DIRECTIONS FOR THIS TASK
In the article about the arson attack on a French Jewish school, how did police come to discover the fire? Answer in one to three sentences.

November 14, 2006

Arsonists attack French Jewish school

Arsonists set fire Thursday to a Jewish school north of Paris that had been badly damaged in another arson attack in 2003, police said. No one was injured.

Officers detected the smell of fire on an overnight patrol near the Merkaz Hatorah school in suburban Gagny, then discovered flames jumping from a ground-floor room. Two school offices were destroyed. Police believe the arsonist threw an explosive device through a window.

Two other small fires were set nearby as well. One targeted an abandoned car and another was set in a a garbage storage room. Firefighters contained the fires in less than a half hour.

Police opened an investigation. CRIF, an umbrella group of France's Jewish organizations, asked investigators to shed all possible light on the case.

A November 2003 fire at Merkaz Hatorah destroyed around 3,000 square meters (32,300 square feet) of the school. At the time, Interior Minister Nicolas Sarkozy said the arson attack had "an anti-Semitic and obviously racist connotation."

EXTRACTED DATA

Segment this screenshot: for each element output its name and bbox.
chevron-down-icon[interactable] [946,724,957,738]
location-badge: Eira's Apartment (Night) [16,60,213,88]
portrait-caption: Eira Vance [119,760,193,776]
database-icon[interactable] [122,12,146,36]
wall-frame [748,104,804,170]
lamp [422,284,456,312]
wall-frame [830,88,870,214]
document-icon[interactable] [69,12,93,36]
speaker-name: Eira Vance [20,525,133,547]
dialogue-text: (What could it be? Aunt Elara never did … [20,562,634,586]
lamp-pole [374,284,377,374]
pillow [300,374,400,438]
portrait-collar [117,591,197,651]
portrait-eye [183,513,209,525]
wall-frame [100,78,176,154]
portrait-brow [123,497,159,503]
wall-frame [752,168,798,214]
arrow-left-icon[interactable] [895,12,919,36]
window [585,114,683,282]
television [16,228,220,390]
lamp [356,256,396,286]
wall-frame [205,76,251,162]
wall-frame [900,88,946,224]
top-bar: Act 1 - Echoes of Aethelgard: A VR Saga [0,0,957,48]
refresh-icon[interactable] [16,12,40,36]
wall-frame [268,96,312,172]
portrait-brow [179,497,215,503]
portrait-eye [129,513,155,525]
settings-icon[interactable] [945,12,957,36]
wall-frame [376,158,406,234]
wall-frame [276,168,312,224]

YOUR RESPONSE
Officers on an overnight patrol near the Merkaz Hatorah school in suburban Gagny smelled fire. They then found flames coming from a ground-floor room.